* **PROVIDED DATA**:
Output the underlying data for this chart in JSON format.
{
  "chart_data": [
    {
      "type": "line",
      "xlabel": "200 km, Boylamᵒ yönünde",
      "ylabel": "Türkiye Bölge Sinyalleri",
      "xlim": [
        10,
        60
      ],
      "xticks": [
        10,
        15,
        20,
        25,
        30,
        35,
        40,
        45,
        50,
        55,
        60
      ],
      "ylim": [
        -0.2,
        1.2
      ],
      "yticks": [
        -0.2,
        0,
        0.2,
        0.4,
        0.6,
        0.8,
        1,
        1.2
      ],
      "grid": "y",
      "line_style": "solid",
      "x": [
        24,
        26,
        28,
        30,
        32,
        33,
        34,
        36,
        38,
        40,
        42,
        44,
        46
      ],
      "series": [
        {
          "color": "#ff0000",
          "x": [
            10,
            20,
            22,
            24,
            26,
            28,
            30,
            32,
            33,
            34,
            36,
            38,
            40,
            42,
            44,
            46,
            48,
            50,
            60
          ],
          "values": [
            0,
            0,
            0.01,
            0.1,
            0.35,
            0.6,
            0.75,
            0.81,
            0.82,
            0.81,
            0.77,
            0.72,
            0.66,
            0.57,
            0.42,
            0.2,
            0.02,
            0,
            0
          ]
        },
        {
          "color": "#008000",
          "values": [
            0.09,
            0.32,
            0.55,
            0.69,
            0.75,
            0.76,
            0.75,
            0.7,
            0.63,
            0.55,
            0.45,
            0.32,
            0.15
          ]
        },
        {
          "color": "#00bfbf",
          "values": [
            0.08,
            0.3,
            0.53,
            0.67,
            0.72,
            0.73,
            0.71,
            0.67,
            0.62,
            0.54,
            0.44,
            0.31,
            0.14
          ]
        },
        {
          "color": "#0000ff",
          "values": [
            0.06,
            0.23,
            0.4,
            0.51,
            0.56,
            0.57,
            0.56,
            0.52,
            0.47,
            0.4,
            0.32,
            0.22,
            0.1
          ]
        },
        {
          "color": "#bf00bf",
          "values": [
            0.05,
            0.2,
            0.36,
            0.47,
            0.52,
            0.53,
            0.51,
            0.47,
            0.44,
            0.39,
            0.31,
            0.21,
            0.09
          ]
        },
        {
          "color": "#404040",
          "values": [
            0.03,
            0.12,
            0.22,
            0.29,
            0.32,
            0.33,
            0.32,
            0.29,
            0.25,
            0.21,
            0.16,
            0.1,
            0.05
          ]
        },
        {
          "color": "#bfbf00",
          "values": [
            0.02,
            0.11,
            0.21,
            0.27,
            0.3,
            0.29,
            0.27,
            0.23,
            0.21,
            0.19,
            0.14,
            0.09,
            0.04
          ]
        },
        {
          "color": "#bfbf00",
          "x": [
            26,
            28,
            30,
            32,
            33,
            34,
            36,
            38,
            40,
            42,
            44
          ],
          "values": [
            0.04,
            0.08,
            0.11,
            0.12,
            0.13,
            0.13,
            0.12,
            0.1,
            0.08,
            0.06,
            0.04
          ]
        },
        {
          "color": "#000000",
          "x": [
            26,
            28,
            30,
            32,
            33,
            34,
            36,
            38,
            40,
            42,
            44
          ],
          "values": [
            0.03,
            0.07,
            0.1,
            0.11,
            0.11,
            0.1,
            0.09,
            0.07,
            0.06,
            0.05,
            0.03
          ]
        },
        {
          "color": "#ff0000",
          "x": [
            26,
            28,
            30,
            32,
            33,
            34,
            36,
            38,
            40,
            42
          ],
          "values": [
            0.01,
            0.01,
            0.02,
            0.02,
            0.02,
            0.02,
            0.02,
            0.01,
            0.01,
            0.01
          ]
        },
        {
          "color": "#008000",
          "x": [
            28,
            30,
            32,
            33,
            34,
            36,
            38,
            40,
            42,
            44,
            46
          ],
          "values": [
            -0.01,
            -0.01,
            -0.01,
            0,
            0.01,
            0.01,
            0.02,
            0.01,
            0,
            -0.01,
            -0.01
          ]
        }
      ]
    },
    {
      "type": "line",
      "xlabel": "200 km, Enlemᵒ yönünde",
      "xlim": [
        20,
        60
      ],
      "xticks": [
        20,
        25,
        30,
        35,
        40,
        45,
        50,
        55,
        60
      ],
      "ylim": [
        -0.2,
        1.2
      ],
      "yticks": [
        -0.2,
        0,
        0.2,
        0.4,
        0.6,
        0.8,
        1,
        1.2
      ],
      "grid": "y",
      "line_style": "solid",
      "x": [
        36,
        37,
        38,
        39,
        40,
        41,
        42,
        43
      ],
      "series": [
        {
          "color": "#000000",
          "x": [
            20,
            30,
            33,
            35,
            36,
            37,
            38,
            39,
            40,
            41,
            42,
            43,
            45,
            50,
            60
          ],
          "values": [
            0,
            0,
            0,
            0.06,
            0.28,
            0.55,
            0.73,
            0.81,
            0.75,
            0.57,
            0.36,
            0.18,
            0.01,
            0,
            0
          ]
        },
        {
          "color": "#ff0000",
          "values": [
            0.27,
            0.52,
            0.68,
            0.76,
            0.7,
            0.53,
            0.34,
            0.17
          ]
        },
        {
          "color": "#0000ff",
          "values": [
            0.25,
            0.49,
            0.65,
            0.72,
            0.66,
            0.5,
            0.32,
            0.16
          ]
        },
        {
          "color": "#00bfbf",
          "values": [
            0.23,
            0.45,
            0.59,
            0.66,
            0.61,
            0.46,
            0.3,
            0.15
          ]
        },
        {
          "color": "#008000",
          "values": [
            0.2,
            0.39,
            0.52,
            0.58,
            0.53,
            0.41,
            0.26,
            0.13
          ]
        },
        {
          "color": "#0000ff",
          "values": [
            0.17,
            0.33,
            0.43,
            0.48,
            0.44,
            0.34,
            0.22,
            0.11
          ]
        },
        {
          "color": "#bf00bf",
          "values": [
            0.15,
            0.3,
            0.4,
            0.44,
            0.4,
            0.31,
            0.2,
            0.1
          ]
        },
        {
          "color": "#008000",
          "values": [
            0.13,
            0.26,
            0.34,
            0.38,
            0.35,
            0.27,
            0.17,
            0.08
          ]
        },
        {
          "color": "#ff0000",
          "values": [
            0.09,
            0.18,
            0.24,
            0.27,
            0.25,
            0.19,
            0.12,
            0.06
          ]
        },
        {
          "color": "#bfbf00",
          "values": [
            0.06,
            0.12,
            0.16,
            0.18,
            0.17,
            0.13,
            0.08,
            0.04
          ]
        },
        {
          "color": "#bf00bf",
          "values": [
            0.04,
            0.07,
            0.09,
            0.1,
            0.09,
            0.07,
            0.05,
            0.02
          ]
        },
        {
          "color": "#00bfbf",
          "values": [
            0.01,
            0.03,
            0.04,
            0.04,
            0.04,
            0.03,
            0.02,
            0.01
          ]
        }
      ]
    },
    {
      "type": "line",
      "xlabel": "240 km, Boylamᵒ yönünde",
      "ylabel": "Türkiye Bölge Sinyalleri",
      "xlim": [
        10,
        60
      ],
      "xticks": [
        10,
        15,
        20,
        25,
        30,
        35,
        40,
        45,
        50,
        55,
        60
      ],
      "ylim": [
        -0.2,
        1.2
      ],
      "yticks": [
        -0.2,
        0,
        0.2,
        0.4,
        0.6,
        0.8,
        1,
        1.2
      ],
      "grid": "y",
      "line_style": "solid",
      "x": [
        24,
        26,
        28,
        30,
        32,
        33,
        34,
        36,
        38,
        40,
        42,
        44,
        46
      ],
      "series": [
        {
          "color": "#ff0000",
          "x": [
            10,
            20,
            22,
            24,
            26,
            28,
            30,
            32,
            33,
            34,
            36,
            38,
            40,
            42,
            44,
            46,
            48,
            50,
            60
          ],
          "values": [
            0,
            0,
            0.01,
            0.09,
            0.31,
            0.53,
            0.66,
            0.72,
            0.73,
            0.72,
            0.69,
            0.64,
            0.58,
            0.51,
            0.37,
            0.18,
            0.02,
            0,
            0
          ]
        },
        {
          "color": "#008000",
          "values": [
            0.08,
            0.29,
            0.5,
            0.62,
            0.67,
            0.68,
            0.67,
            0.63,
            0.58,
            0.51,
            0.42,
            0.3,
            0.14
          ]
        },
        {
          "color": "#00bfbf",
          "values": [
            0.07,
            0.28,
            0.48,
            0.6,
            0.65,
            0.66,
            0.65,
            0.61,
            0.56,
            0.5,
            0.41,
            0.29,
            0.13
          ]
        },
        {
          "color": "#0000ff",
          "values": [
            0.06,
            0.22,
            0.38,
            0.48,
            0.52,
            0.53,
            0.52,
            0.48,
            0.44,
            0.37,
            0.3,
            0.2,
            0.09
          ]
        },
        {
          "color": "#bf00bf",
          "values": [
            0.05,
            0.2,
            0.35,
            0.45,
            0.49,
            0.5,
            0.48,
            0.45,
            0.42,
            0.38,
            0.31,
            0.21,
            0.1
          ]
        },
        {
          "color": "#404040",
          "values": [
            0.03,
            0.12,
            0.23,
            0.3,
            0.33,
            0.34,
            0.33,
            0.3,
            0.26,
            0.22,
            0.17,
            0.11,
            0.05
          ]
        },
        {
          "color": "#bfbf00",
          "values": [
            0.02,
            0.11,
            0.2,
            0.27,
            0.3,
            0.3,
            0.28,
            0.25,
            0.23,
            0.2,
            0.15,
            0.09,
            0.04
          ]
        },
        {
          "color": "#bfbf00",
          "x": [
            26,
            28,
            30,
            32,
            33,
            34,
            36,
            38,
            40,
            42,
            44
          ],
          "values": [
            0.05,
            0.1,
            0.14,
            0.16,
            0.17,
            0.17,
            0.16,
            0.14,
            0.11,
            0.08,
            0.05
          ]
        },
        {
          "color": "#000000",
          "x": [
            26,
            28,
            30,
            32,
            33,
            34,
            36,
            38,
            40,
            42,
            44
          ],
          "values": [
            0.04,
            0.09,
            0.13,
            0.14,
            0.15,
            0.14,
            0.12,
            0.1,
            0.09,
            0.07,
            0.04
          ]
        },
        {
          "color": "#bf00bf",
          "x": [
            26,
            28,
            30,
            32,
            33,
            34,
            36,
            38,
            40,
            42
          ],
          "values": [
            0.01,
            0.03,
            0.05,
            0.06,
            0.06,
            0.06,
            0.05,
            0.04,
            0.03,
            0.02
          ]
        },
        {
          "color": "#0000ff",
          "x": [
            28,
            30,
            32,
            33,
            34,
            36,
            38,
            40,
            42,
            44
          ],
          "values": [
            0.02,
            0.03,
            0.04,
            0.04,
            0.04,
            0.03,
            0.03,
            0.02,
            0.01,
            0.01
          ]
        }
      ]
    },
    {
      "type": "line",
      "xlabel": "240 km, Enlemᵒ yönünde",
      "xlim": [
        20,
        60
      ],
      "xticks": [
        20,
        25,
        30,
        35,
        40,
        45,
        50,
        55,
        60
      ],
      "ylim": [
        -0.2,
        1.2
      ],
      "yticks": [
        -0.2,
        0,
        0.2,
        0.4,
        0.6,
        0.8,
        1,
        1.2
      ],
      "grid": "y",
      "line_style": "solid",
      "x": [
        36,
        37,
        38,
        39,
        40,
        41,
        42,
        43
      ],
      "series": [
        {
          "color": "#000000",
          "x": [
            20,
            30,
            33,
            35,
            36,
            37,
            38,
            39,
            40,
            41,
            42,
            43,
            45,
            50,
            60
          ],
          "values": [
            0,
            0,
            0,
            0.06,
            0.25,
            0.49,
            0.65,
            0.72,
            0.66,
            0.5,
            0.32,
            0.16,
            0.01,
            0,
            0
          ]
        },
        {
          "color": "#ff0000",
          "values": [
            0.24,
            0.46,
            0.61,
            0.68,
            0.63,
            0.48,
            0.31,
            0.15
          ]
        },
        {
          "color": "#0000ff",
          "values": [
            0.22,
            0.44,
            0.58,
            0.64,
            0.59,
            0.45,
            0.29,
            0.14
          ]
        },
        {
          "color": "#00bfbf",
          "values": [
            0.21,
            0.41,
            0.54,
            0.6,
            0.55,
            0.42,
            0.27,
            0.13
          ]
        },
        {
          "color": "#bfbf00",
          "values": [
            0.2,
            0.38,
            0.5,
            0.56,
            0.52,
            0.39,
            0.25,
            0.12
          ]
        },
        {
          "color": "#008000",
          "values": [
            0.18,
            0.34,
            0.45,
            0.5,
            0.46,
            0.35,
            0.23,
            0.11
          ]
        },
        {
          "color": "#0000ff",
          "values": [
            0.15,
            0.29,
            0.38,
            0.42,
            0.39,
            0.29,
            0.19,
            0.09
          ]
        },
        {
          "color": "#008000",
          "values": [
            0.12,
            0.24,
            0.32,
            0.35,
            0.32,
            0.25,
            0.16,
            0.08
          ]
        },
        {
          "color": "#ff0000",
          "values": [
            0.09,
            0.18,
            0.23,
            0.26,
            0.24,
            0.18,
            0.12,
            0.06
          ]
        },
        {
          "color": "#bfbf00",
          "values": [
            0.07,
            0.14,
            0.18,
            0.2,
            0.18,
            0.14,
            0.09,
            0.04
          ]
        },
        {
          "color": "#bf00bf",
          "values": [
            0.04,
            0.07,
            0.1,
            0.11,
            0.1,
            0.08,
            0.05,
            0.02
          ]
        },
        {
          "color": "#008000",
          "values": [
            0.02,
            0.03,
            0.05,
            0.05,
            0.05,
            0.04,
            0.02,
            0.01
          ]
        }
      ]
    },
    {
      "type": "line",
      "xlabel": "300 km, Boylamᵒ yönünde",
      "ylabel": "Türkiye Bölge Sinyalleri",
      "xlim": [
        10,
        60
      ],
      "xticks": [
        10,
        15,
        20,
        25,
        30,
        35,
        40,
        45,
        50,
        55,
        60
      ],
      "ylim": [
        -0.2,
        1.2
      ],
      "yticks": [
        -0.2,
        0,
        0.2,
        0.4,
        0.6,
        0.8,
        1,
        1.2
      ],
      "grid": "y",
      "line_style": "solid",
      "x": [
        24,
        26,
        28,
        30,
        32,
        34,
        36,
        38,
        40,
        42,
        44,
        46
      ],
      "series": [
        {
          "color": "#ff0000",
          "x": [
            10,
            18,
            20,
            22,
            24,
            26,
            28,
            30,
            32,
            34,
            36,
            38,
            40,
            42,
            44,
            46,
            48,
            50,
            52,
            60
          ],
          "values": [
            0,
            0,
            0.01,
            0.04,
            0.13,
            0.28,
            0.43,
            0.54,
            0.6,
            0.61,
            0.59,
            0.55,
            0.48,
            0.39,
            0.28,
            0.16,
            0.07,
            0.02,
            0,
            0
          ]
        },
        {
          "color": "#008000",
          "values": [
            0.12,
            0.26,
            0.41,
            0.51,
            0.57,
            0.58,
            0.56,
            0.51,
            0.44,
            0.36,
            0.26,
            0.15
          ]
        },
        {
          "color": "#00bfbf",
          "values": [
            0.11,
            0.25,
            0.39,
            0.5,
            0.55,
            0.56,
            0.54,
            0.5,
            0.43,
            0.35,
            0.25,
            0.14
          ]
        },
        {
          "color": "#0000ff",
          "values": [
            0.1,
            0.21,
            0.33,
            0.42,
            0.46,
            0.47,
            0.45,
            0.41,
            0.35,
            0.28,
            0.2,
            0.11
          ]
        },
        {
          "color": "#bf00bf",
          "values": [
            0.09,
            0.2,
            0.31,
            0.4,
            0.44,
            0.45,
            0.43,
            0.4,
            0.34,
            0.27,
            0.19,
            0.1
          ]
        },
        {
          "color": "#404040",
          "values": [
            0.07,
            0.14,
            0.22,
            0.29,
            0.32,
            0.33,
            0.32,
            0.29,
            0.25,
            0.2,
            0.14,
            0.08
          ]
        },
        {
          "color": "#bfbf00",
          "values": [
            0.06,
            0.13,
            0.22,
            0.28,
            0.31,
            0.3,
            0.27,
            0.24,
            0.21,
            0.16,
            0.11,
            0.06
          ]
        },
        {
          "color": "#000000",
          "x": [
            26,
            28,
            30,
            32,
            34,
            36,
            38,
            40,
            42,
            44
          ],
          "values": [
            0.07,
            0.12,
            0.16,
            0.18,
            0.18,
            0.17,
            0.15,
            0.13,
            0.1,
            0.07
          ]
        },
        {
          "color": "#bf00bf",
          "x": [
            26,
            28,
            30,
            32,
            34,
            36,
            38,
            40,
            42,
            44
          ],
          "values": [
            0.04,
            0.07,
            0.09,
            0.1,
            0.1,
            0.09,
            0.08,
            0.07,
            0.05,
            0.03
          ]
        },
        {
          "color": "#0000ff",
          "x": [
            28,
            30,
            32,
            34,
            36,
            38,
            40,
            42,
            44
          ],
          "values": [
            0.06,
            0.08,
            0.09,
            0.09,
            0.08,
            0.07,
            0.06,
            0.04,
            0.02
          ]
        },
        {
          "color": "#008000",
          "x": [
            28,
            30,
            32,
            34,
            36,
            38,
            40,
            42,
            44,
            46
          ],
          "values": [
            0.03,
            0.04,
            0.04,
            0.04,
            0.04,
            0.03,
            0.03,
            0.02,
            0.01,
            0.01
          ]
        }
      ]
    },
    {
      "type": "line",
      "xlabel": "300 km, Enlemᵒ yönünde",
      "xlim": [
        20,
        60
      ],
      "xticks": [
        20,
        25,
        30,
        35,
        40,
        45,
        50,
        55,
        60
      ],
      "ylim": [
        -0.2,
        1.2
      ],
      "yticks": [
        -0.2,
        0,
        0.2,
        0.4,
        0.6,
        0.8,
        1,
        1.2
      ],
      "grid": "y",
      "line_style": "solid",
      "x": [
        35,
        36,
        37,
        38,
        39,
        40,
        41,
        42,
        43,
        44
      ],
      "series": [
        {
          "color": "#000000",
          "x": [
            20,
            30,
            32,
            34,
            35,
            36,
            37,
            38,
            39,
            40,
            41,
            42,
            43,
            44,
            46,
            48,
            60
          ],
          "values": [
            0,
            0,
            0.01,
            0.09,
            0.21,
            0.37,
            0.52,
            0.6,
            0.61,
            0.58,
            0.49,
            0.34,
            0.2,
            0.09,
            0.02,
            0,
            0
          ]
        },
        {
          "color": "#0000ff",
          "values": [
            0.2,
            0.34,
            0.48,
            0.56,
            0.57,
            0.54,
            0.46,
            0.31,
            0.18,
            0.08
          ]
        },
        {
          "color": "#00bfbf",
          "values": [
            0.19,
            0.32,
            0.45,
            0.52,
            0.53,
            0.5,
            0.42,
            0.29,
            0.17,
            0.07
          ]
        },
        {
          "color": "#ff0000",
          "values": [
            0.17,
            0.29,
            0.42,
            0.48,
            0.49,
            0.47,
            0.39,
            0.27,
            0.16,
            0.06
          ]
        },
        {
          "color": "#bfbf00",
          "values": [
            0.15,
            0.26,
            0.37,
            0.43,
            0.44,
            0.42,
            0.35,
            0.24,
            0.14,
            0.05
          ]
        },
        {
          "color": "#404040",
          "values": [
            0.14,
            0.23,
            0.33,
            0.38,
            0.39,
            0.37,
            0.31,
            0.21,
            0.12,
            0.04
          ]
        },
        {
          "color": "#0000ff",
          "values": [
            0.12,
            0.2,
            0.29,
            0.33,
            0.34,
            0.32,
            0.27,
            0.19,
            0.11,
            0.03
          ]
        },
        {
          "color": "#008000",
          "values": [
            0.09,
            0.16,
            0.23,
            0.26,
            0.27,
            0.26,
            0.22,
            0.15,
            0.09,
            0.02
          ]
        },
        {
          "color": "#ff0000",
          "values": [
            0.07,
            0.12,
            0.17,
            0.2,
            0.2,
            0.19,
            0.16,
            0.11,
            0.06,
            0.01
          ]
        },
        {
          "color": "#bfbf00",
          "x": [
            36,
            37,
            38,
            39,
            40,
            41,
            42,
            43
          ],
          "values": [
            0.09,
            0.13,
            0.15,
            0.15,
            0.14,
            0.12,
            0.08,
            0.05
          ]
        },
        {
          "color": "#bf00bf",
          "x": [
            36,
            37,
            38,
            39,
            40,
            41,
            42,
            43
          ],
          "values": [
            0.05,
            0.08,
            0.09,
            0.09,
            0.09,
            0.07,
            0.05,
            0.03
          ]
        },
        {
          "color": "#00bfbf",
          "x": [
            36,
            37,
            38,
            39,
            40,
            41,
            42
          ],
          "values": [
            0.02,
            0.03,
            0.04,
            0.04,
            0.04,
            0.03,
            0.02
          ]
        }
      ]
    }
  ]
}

* **REQUIREMENTS**: Take every line that includes the string "Boylamᵒ" and copy it.

* **FINISHED ANSWER**:
      "xlabel": "200 km, Boylamᵒ yönünde",
      "xlabel": "240 km, Boylamᵒ yönünde",
      "xlabel": "300 km, Boylamᵒ yönünde",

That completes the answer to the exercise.